* _Material for the task_:
** Start **

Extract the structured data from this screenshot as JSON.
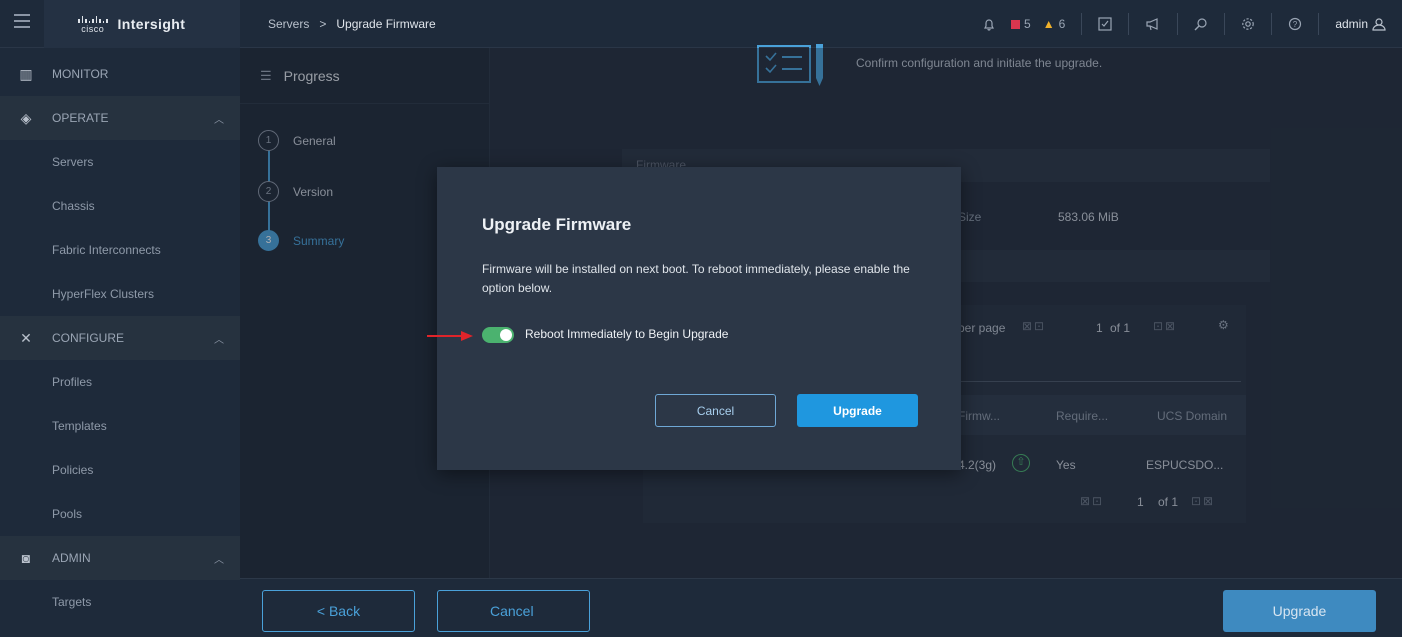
{
  "header": {
    "app_name": "Intersight",
    "logo_text": "cisco",
    "breadcrumb_parent": "Servers",
    "breadcrumb_sep": ">",
    "breadcrumb_current": "Upgrade Firmware",
    "alerts_critical_count": "5",
    "alerts_warning_count": "6",
    "user": "admin"
  },
  "sidebar": {
    "items": [
      {
        "label": "MONITOR",
        "icon": "monitor-icon"
      },
      {
        "label": "OPERATE",
        "icon": "operate-icon"
      },
      {
        "label": "Servers"
      },
      {
        "label": "Chassis"
      },
      {
        "label": "Fabric Interconnects"
      },
      {
        "label": "HyperFlex Clusters"
      },
      {
        "label": "CONFIGURE",
        "icon": "configure-icon"
      },
      {
        "label": "Profiles"
      },
      {
        "label": "Templates"
      },
      {
        "label": "Policies"
      },
      {
        "label": "Pools"
      },
      {
        "label": "ADMIN",
        "icon": "admin-icon"
      },
      {
        "label": "Targets"
      }
    ]
  },
  "progress": {
    "title": "Progress",
    "steps": [
      {
        "num": "1",
        "label": "General"
      },
      {
        "num": "2",
        "label": "Version"
      },
      {
        "num": "3",
        "label": "Summary"
      }
    ]
  },
  "summary": {
    "confirm_text": "Confirm configuration and initiate the upgrade.",
    "firmware_heading": "Firmware",
    "size_label": "Size",
    "size_value": "583.06 MiB",
    "per_page_label": "per page",
    "page_current": "1",
    "page_total": "of 1",
    "col_firmware": "Firmw...",
    "col_required": "Require...",
    "col_domain": "UCS Domain",
    "row_firmware": "4.2(3g)",
    "row_required": "Yes",
    "row_domain": "ESPUCSDO...",
    "bottom_page_current": "1",
    "bottom_page_total": "of 1"
  },
  "footer": {
    "back_label": "< Back",
    "cancel_label": "Cancel",
    "upgrade_label": "Upgrade"
  },
  "modal": {
    "title": "Upgrade Firmware",
    "message": "Firmware will be installed on next boot. To reboot immediately, please enable the option below.",
    "toggle_label": "Reboot Immediately to Begin Upgrade",
    "toggle_on": true,
    "cancel_label": "Cancel",
    "upgrade_label": "Upgrade"
  },
  "colors": {
    "accent": "#4aa1d9",
    "toggle_on": "#4bb26f",
    "critical": "#d9364f",
    "warning": "#f0b12b",
    "arrow": "#e0242a"
  }
}
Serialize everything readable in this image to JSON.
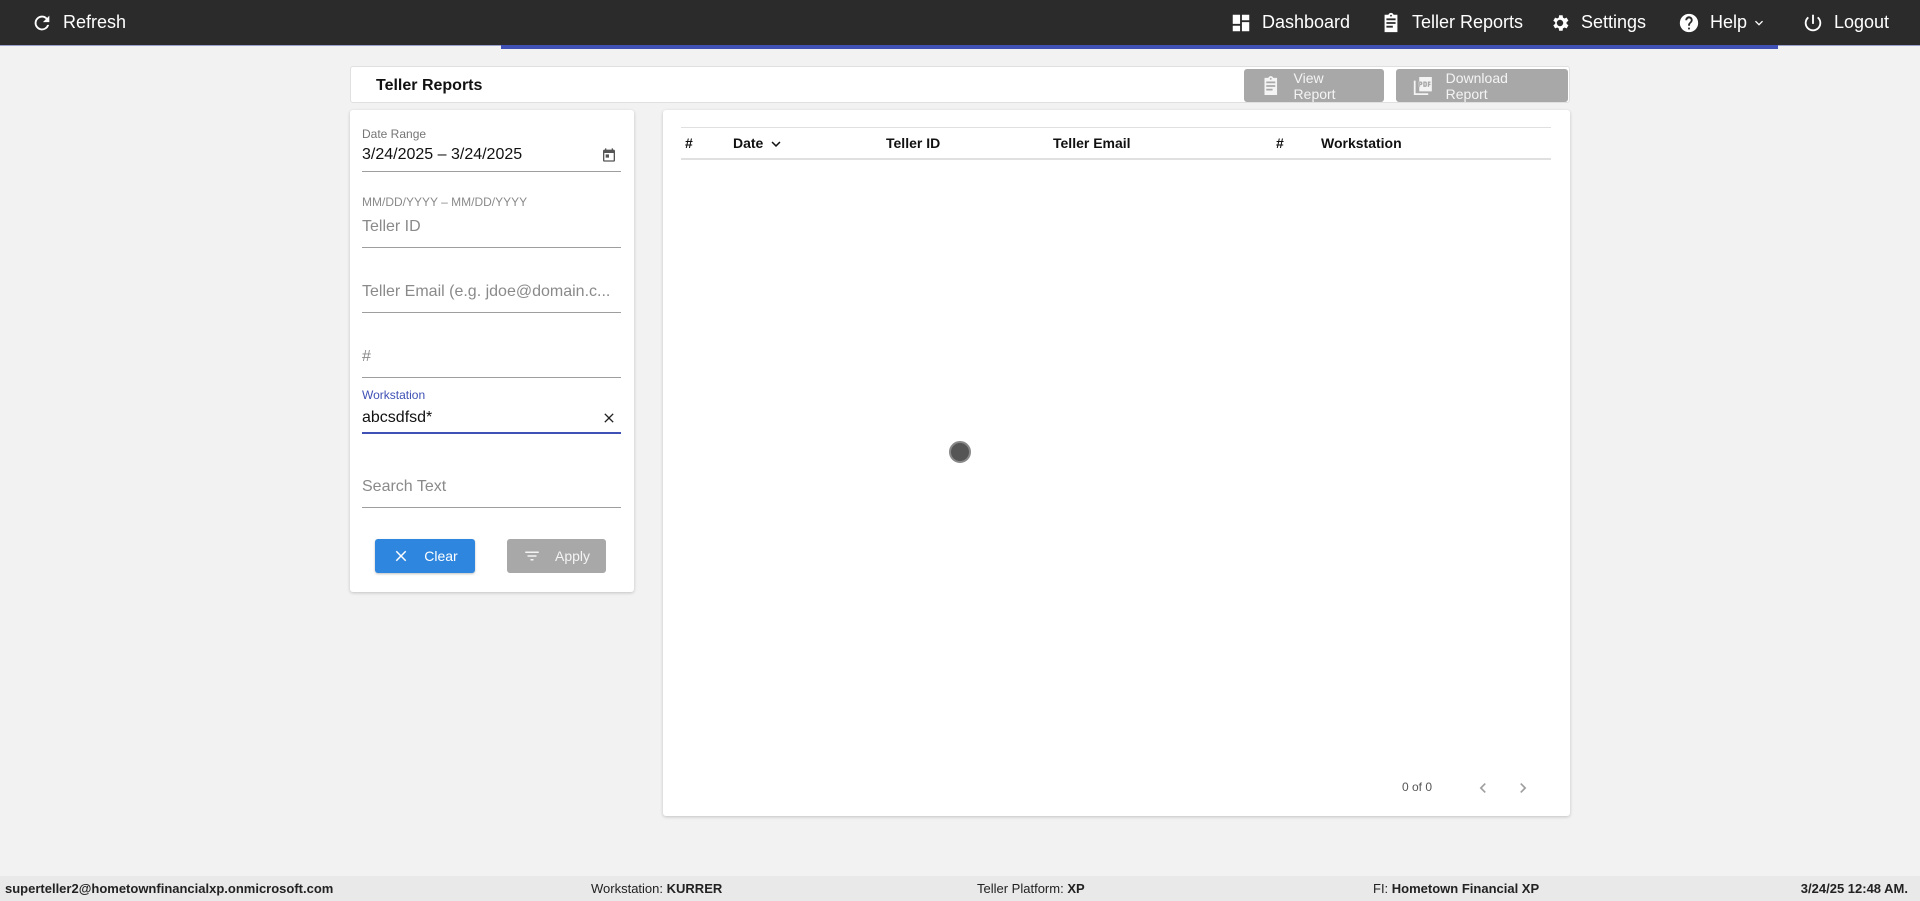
{
  "topbar": {
    "refresh_label": "Refresh",
    "dashboard_label": "Dashboard",
    "teller_reports_label": "Teller Reports",
    "settings_label": "Settings",
    "help_label": "Help",
    "logout_label": "Logout"
  },
  "report_header": {
    "title": "Teller Reports",
    "view_report_label": "View Report",
    "download_report_label": "Download Report"
  },
  "filters": {
    "date_range_label": "Date Range",
    "date_range_value": "3/24/2025 – 3/24/2025",
    "date_range_hint": "MM/DD/YYYY – MM/DD/YYYY",
    "teller_id_placeholder": "Teller ID",
    "teller_email_placeholder": "Teller Email (e.g. jdoe@domain.c...",
    "number_placeholder": "#",
    "workstation_label": "Workstation",
    "workstation_value": "abcsdfsd*",
    "search_text_placeholder": "Search Text",
    "clear_label": "Clear",
    "apply_label": "Apply"
  },
  "table": {
    "columns": [
      "#",
      "Date",
      "Teller ID",
      "Teller Email",
      "#",
      "Workstation"
    ],
    "rows": []
  },
  "pager": {
    "text": "0 of 0"
  },
  "footer": {
    "user_email": "superteller2@hometownfinancialxp.onmicrosoft.com",
    "workstation_label": "Workstation:",
    "workstation_value": "KURRER",
    "platform_label": "Teller Platform:",
    "platform_value": "XP",
    "fi_label": "FI:",
    "fi_value": "Hometown Financial XP",
    "datetime": "3/24/25 12:48 AM."
  },
  "colors": {
    "topbar_bg": "#2b2b2b",
    "accent": "#3f51b5",
    "primary_button": "#2e86de",
    "disabled_button": "#a8a8a8"
  }
}
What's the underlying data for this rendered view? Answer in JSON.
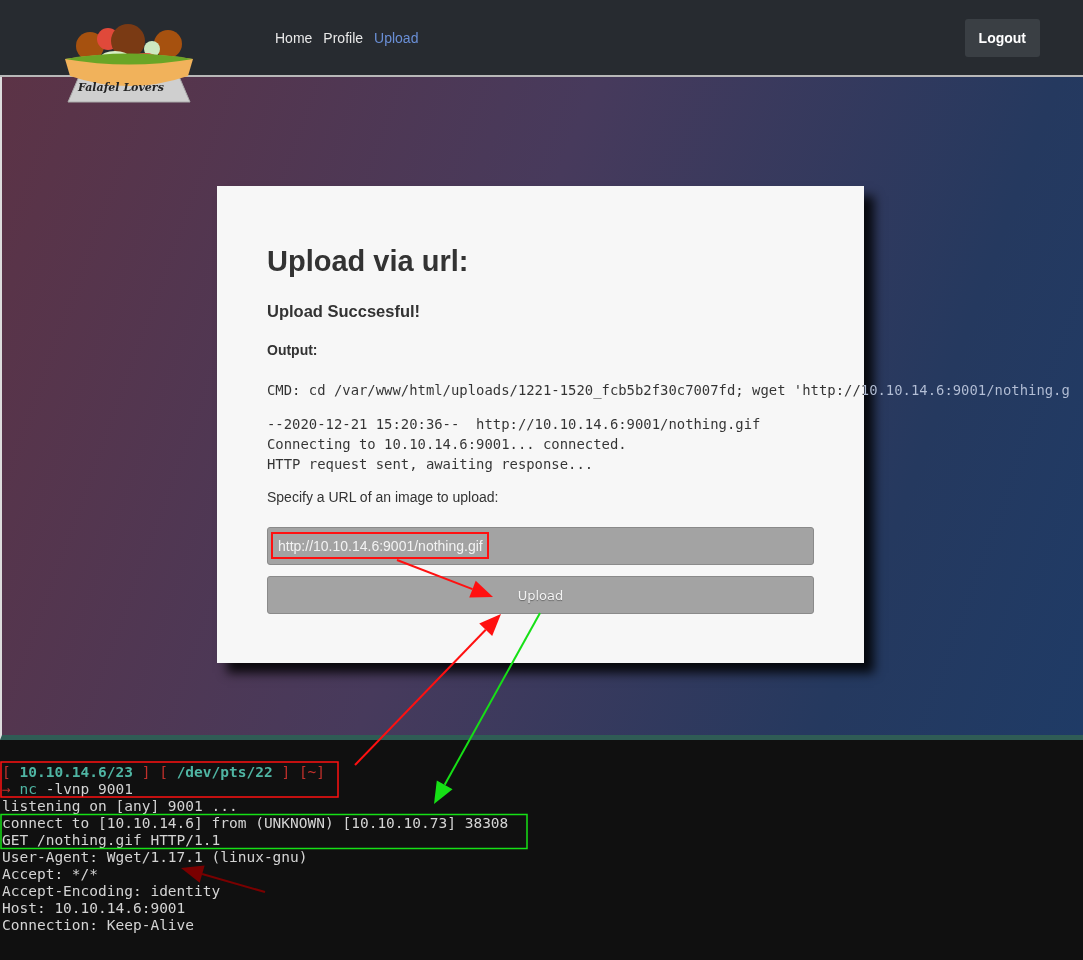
{
  "navbar": {
    "logo_text": "Falafel Lovers",
    "links": [
      {
        "label": "Home",
        "selected": false
      },
      {
        "label": "Profile",
        "selected": false
      },
      {
        "label": "Upload",
        "selected": true
      }
    ],
    "logout": "Logout"
  },
  "card": {
    "title": "Upload via url:",
    "status": "Upload Succsesful!",
    "output_label": "Output:",
    "output_lines": [
      "CMD: cd /var/www/html/uploads/1221-1520_fcb5b2f30c7007fd; wget 'http://10.10.14.6:9001/nothing.g",
      "--2020-12-21 15:20:36--  http://10.10.14.6:9001/nothing.gif",
      "Connecting to 10.10.14.6:9001... connected.",
      "HTTP request sent, awaiting response..."
    ],
    "prompt": "Specify a URL of an image to upload:",
    "url_value": "http://10.10.14.6:9001/nothing.gif",
    "upload_button": "Upload"
  },
  "terminal": {
    "prompt": [
      {
        "text": "[",
        "kind": "punct"
      },
      {
        "text": "10.10.14.6/23",
        "kind": "value"
      },
      {
        "text": "]",
        "kind": "punct"
      },
      {
        "text": "[",
        "kind": "punct"
      },
      {
        "text": "/dev/pts/22",
        "kind": "value"
      },
      {
        "text": "]",
        "kind": "punct"
      },
      {
        "text": "[~]",
        "kind": "punct"
      }
    ],
    "command": [
      {
        "text": "→",
        "kind": "punct"
      },
      {
        "text": "nc",
        "kind": "command"
      },
      {
        "text": "-lvnp 9001",
        "kind": "plain"
      }
    ],
    "lines": [
      "listening on [any] 9001 ...",
      "connect to [10.10.14.6] from (UNKNOWN) [10.10.10.73] 38308",
      "GET /nothing.gif HTTP/1.1",
      "User-Agent: Wget/1.17.1 (linux-gnu)",
      "Accept: */*",
      "Accept-Encoding: identity",
      "Host: 10.10.14.6:9001",
      "Connection: Keep-Alive"
    ]
  }
}
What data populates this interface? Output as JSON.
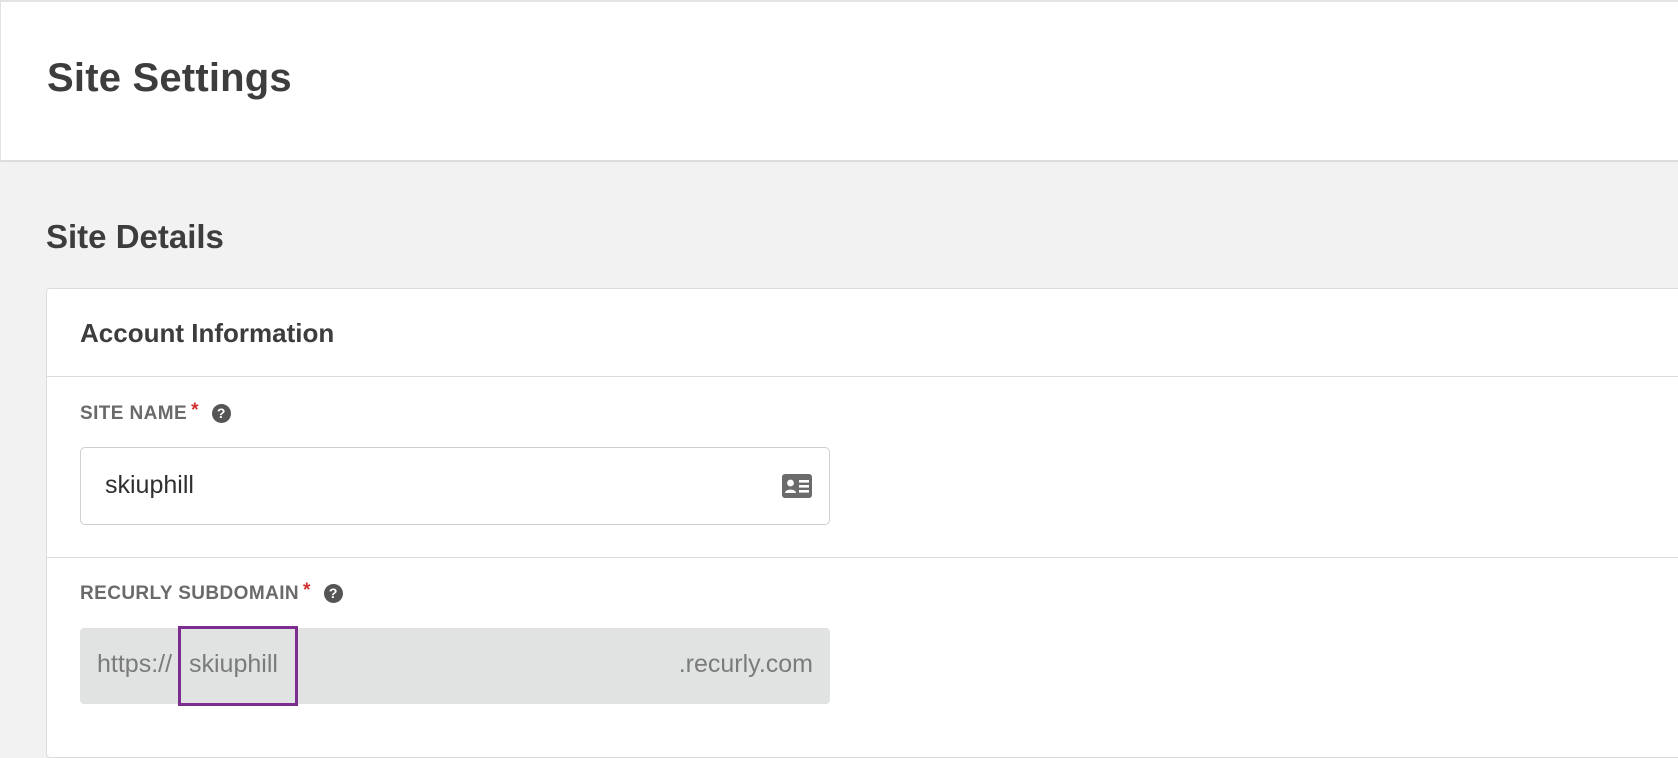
{
  "header": {
    "title": "Site Settings"
  },
  "section": {
    "title": "Site Details"
  },
  "card": {
    "title": "Account Information",
    "site_name": {
      "label": "SITE NAME",
      "required_marker": "*",
      "help_icon": "question-circle-icon",
      "value": "skiuphill",
      "trailing_icon": "id-card-icon"
    },
    "subdomain": {
      "label": "RECURLY SUBDOMAIN",
      "required_marker": "*",
      "help_icon": "question-circle-icon",
      "prefix": "https://",
      "value": "skiuphill",
      "suffix": ".recurly.com"
    }
  },
  "colors": {
    "required": "#d0312d",
    "highlight": "#7d2c8f",
    "page_background": "#f2f2f2"
  }
}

** End **

* _Task requirements_:
Repeat the records word for word. Any picture in them should be left out.

* _Response to this task_:
Extract the structured data from this screenshot as JSON.
{
  "header": {
    "app_name": "Intersight",
    "logo_text": "cisco",
    "breadcrumb_parent": "Servers",
    "breadcrumb_sep": ">",
    "breadcrumb_current": "Upgrade Firmware",
    "alerts_critical_count": "5",
    "alerts_warning_count": "6",
    "user": "admin"
  },
  "sidebar": {
    "items": [
      {
        "label": "MONITOR",
        "icon": "monitor-icon"
      },
      {
        "label": "OPERATE",
        "icon": "operate-icon"
      },
      {
        "label": "Servers"
      },
      {
        "label": "Chassis"
      },
      {
        "label": "Fabric Interconnects"
      },
      {
        "label": "HyperFlex Clusters"
      },
      {
        "label": "CONFIGURE",
        "icon": "configure-icon"
      },
      {
        "label": "Profiles"
      },
      {
        "label": "Templates"
      },
      {
        "label": "Policies"
      },
      {
        "label": "Pools"
      },
      {
        "label": "ADMIN",
        "icon": "admin-icon"
      },
      {
        "label": "Targets"
      }
    ]
  },
  "progress": {
    "title": "Progress",
    "steps": [
      {
        "num": "1",
        "label": "General"
      },
      {
        "num": "2",
        "label": "Version"
      },
      {
        "num": "3",
        "label": "Summary"
      }
    ]
  },
  "summary": {
    "confirm_text": "Confirm configuration and initiate the upgrade.",
    "firmware_heading": "Firmware",
    "size_label": "Size",
    "size_value": "583.06 MiB",
    "per_page_label": "per page",
    "page_current": "1",
    "page_total": "of 1",
    "col_firmware": "Firmw...",
    "col_required": "Require...",
    "col_domain": "UCS Domain",
    "row_firmware": "4.2(3g)",
    "row_required": "Yes",
    "row_domain": "ESPUCSDO...",
    "bottom_page_current": "1",
    "bottom_page_total": "of 1"
  },
  "footer": {
    "back_label": "< Back",
    "cancel_label": "Cancel",
    "upgrade_label": "Upgrade"
  },
  "modal": {
    "title": "Upgrade Firmware",
    "message": "Firmware will be installed on next boot. To reboot immediately, please enable the option below.",
    "toggle_label": "Reboot Immediately to Begin Upgrade",
    "toggle_on": true,
    "cancel_label": "Cancel",
    "upgrade_label": "Upgrade"
  },
  "colors": {
    "accent": "#4aa1d9",
    "toggle_on": "#4bb26f",
    "critical": "#d9364f",
    "warning": "#f0b12b",
    "arrow": "#e0242a"
  }
}
Serialize everything readable in this image to JSON.
{
  "topbar": {
    "refresh_label": "Refresh",
    "dashboard_label": "Dashboard",
    "teller_reports_label": "Teller Reports",
    "settings_label": "Settings",
    "help_label": "Help",
    "logout_label": "Logout"
  },
  "report_header": {
    "title": "Teller Reports",
    "view_report_label": "View Report",
    "download_report_label": "Download Report"
  },
  "filters": {
    "date_range_label": "Date Range",
    "date_range_value": "3/24/2025 – 3/24/2025",
    "date_range_hint": "MM/DD/YYYY – MM/DD/YYYY",
    "teller_id_placeholder": "Teller ID",
    "teller_email_placeholder": "Teller Email (e.g. jdoe@domain.c...",
    "number_placeholder": "#",
    "workstation_label": "Workstation",
    "workstation_value": "abcsdfsd*",
    "search_text_placeholder": "Search Text",
    "clear_label": "Clear",
    "apply_label": "Apply"
  },
  "table": {
    "columns": [
      "#",
      "Date",
      "Teller ID",
      "Teller Email",
      "#",
      "Workstation"
    ],
    "rows": []
  },
  "pager": {
    "text": "0 of 0"
  },
  "footer": {
    "user_email": "superteller2@hometownfinancialxp.onmicrosoft.com",
    "workstation_label": "Workstation:",
    "workstation_value": "KURRER",
    "platform_label": "Teller Platform:",
    "platform_value": "XP",
    "fi_label": "FI:",
    "fi_value": "Hometown Financial XP",
    "datetime": "3/24/25 12:48 AM."
  },
  "colors": {
    "topbar_bg": "#2b2b2b",
    "accent": "#3f51b5",
    "primary_button": "#2e86de",
    "disabled_button": "#a8a8a8"
  }
}
What's the underlying data for this rendered view? Answer in JSON.
{
  "navbar": {
    "logo_text": "Falafel Lovers",
    "links": [
      {
        "label": "Home",
        "selected": false
      },
      {
        "label": "Profile",
        "selected": false
      },
      {
        "label": "Upload",
        "selected": true
      }
    ],
    "logout": "Logout"
  },
  "card": {
    "title": "Upload via url:",
    "status": "Upload Succsesful!",
    "output_label": "Output:",
    "output_lines": [
      "CMD: cd /var/www/html/uploads/1221-1520_fcb5b2f30c7007fd; wget 'http://10.10.14.6:9001/nothing.g",
      "--2020-12-21 15:20:36--  http://10.10.14.6:9001/nothing.gif",
      "Connecting to 10.10.14.6:9001... connected.",
      "HTTP request sent, awaiting response..."
    ],
    "prompt": "Specify a URL of an image to upload:",
    "url_value": "http://10.10.14.6:9001/nothing.gif",
    "upload_button": "Upload"
  },
  "terminal": {
    "prompt": [
      {
        "text": "[",
        "kind": "punct"
      },
      {
        "text": "10.10.14.6/23",
        "kind": "value"
      },
      {
        "text": "]",
        "kind": "punct"
      },
      {
        "text": "[",
        "kind": "punct"
      },
      {
        "text": "/dev/pts/22",
        "kind": "value"
      },
      {
        "text": "]",
        "kind": "punct"
      },
      {
        "text": "[~]",
        "kind": "punct"
      }
    ],
    "command": [
      {
        "text": "→",
        "kind": "punct"
      },
      {
        "text": "nc",
        "kind": "command"
      },
      {
        "text": "-lvnp 9001",
        "kind": "plain"
      }
    ],
    "lines": [
      "listening on [any] 9001 ...",
      "connect to [10.10.14.6] from (UNKNOWN) [10.10.10.73] 38308",
      "GET /nothing.gif HTTP/1.1",
      "User-Agent: Wget/1.17.1 (linux-gnu)",
      "Accept: */*",
      "Accept-Encoding: identity",
      "Host: 10.10.14.6:9001",
      "Connection: Keep-Alive"
    ]
  }
}
What data populates this interface? Output as JSON.
{
  "header": {
    "title": "Site Settings"
  },
  "section": {
    "title": "Site Details"
  },
  "card": {
    "title": "Account Information",
    "site_name": {
      "label": "SITE NAME",
      "required_marker": "*",
      "help_icon": "question-circle-icon",
      "value": "skiuphill",
      "trailing_icon": "id-card-icon"
    },
    "subdomain": {
      "label": "RECURLY SUBDOMAIN",
      "required_marker": "*",
      "help_icon": "question-circle-icon",
      "prefix": "https://",
      "value": "skiuphill",
      "suffix": ".recurly.com"
    }
  },
  "colors": {
    "required": "#d0312d",
    "highlight": "#7d2c8f",
    "page_background": "#f2f2f2"
  }
}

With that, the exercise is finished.